_SHORT PROBLEM_
Please print every record below exactly as it appears.

_ENTRIES_
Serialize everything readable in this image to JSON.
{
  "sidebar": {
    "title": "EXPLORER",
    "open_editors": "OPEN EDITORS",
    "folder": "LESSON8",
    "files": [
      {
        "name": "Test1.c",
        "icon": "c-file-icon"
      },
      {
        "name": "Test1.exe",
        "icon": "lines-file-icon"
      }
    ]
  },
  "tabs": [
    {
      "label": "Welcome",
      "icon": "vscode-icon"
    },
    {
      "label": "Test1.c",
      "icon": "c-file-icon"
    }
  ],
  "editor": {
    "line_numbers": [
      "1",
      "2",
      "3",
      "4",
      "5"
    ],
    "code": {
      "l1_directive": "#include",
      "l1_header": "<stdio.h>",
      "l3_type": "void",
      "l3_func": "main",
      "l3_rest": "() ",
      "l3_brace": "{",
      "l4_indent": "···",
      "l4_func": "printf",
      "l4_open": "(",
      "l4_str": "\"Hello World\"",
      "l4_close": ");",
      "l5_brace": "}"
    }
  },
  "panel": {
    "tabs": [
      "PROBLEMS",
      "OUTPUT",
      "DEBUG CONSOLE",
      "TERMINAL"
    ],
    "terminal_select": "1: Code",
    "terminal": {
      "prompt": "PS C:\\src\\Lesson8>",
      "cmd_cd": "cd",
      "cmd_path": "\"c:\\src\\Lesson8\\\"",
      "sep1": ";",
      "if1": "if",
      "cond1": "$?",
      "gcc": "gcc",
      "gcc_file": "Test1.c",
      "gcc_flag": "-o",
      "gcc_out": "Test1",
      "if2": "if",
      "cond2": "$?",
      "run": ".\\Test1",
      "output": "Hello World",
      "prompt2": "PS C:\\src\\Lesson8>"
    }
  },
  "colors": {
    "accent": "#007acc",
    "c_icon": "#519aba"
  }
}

_TASK RESULT_
Serialize everything readable in this image to JSON.
{
  "sidebar": {
    "title": "EXPLORER",
    "open_editors": "OPEN EDITORS",
    "folder": "LESSON8",
    "files": [
      {
        "name": "Test1.c",
        "icon": "c-file-icon"
      },
      {
        "name": "Test1.exe",
        "icon": "lines-file-icon"
      }
    ]
  },
  "tabs": [
    {
      "label": "Welcome",
      "icon": "vscode-icon"
    },
    {
      "label": "Test1.c",
      "icon": "c-file-icon"
    }
  ],
  "editor": {
    "line_numbers": [
      "1",
      "2",
      "3",
      "4",
      "5"
    ],
    "code": {
      "l1_directive": "#include",
      "l1_header": "<stdio.h>",
      "l3_type": "void",
      "l3_func": "main",
      "l3_rest": "() ",
      "l3_brace": "{",
      "l4_indent": "···",
      "l4_func": "printf",
      "l4_open": "(",
      "l4_str": "\"Hello World\"",
      "l4_close": ");",
      "l5_brace": "}"
    }
  },
  "panel": {
    "tabs": [
      "PROBLEMS",
      "OUTPUT",
      "DEBUG CONSOLE",
      "TERMINAL"
    ],
    "terminal_select": "1: Code",
    "terminal": {
      "prompt": "PS C:\\src\\Lesson8>",
      "cmd_cd": "cd",
      "cmd_path": "\"c:\\src\\Lesson8\\\"",
      "sep1": ";",
      "if1": "if",
      "cond1": "$?",
      "gcc": "gcc",
      "gcc_file": "Test1.c",
      "gcc_flag": "-o",
      "gcc_out": "Test1",
      "if2": "if",
      "cond2": "$?",
      "run": ".\\Test1",
      "output": "Hello World",
      "prompt2": "PS C:\\src\\Lesson8>"
    }
  },
  "colors": {
    "accent": "#007acc",
    "c_icon": "#519aba"
  }
}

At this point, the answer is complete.